----- RECORDED INFORMATION
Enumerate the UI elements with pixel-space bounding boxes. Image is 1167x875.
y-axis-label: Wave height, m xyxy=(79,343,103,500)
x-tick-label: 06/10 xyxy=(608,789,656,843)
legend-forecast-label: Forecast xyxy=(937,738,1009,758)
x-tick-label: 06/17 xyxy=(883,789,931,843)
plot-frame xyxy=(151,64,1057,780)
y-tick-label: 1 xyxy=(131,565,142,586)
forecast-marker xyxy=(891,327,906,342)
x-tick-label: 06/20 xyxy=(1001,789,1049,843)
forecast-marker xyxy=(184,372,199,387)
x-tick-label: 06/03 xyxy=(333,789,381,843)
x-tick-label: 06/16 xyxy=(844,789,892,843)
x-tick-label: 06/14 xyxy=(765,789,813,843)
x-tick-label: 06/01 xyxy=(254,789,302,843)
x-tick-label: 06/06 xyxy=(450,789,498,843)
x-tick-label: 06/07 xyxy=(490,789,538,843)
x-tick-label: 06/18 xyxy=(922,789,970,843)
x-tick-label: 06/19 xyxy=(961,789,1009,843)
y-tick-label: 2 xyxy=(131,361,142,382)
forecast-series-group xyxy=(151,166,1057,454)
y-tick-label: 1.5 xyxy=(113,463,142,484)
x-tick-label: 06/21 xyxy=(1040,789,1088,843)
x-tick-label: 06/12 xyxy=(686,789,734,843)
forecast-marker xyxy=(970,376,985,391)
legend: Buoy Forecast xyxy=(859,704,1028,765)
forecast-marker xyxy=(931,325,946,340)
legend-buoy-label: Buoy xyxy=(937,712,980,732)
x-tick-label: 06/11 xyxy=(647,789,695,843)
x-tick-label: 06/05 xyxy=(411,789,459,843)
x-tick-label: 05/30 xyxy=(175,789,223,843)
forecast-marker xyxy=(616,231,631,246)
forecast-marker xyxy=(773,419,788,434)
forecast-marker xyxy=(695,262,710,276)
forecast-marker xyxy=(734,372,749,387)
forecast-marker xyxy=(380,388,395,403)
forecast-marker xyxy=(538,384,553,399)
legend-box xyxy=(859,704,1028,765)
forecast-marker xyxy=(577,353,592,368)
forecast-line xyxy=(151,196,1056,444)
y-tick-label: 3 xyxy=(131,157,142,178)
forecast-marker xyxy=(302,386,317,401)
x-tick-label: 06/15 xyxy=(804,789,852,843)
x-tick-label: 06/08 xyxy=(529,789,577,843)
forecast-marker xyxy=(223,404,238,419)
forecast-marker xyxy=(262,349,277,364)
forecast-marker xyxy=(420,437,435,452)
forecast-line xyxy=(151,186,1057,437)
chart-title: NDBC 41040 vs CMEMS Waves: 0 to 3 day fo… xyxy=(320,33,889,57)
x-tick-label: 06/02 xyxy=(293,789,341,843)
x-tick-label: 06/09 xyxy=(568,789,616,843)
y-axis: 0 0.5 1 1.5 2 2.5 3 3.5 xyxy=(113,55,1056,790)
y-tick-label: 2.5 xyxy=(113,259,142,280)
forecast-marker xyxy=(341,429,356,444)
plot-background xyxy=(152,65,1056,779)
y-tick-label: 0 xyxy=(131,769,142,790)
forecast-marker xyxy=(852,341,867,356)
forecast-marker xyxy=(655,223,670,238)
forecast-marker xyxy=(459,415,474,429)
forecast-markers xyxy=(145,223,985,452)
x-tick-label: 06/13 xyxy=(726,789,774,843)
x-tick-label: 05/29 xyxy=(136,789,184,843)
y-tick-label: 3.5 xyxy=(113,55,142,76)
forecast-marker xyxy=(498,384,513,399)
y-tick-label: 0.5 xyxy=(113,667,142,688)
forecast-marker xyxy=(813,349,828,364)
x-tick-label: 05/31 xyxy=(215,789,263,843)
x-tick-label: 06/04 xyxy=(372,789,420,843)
----------
- _AIM OF THE EXERCISE_: Copy the material above word for word, line by line.

- _EXERCISE RESULT_:
Enumerate the UI elements with pixel-space bounding boxes. Image is 1167x875.
y-axis-label: Wave height, m xyxy=(79,343,103,500)
x-tick-label: 06/10 xyxy=(608,789,656,843)
legend-forecast-label: Forecast xyxy=(937,738,1009,758)
x-tick-label: 06/17 xyxy=(883,789,931,843)
plot-frame xyxy=(151,64,1057,780)
y-tick-label: 1 xyxy=(131,565,142,586)
forecast-marker xyxy=(891,327,906,342)
x-tick-label: 06/20 xyxy=(1001,789,1049,843)
forecast-marker xyxy=(184,372,199,387)
x-tick-label: 06/03 xyxy=(333,789,381,843)
x-tick-label: 06/16 xyxy=(844,789,892,843)
x-tick-label: 06/14 xyxy=(765,789,813,843)
x-tick-label: 06/01 xyxy=(254,789,302,843)
x-tick-label: 06/06 xyxy=(450,789,498,843)
x-tick-label: 06/07 xyxy=(490,789,538,843)
x-tick-label: 06/18 xyxy=(922,789,970,843)
x-tick-label: 06/19 xyxy=(961,789,1009,843)
y-tick-label: 2 xyxy=(131,361,142,382)
forecast-series-group xyxy=(151,166,1057,454)
y-tick-label: 1.5 xyxy=(113,463,142,484)
x-tick-label: 06/21 xyxy=(1040,789,1088,843)
x-tick-label: 06/12 xyxy=(686,789,734,843)
forecast-marker xyxy=(970,376,985,391)
legend: Buoy Forecast xyxy=(859,704,1028,765)
forecast-marker xyxy=(931,325,946,340)
legend-buoy-label: Buoy xyxy=(937,712,980,732)
x-tick-label: 06/11 xyxy=(647,789,695,843)
x-tick-label: 06/05 xyxy=(411,789,459,843)
x-tick-label: 05/30 xyxy=(175,789,223,843)
forecast-marker xyxy=(616,231,631,246)
forecast-marker xyxy=(773,419,788,434)
forecast-marker xyxy=(695,262,710,276)
forecast-marker xyxy=(734,372,749,387)
forecast-marker xyxy=(380,388,395,403)
forecast-marker xyxy=(538,384,553,399)
legend-box xyxy=(859,704,1028,765)
forecast-marker xyxy=(577,353,592,368)
forecast-line xyxy=(151,196,1056,444)
y-tick-label: 3 xyxy=(131,157,142,178)
forecast-marker xyxy=(302,386,317,401)
x-tick-label: 06/15 xyxy=(804,789,852,843)
x-tick-label: 06/08 xyxy=(529,789,577,843)
forecast-marker xyxy=(223,404,238,419)
forecast-marker xyxy=(262,349,277,364)
forecast-marker xyxy=(420,437,435,452)
forecast-line xyxy=(151,186,1057,437)
chart-title: NDBC 41040 vs CMEMS Waves: 0 to 3 day fo… xyxy=(320,33,889,57)
x-tick-label: 06/02 xyxy=(293,789,341,843)
x-tick-label: 06/09 xyxy=(568,789,616,843)
y-axis: 0 0.5 1 1.5 2 2.5 3 3.5 xyxy=(113,55,1056,790)
y-tick-label: 2.5 xyxy=(113,259,142,280)
forecast-marker xyxy=(341,429,356,444)
plot-background xyxy=(152,65,1056,779)
y-tick-label: 0 xyxy=(131,769,142,790)
forecast-marker xyxy=(852,341,867,356)
forecast-marker xyxy=(655,223,670,238)
forecast-marker xyxy=(459,415,474,429)
forecast-markers xyxy=(145,223,985,452)
x-tick-label: 06/13 xyxy=(726,789,774,843)
x-tick-label: 05/29 xyxy=(136,789,184,843)
y-tick-label: 3.5 xyxy=(113,55,142,76)
forecast-marker xyxy=(498,384,513,399)
y-tick-label: 0.5 xyxy=(113,667,142,688)
forecast-marker xyxy=(813,349,828,364)
x-tick-label: 05/31 xyxy=(215,789,263,843)
x-tick-label: 06/04 xyxy=(372,789,420,843)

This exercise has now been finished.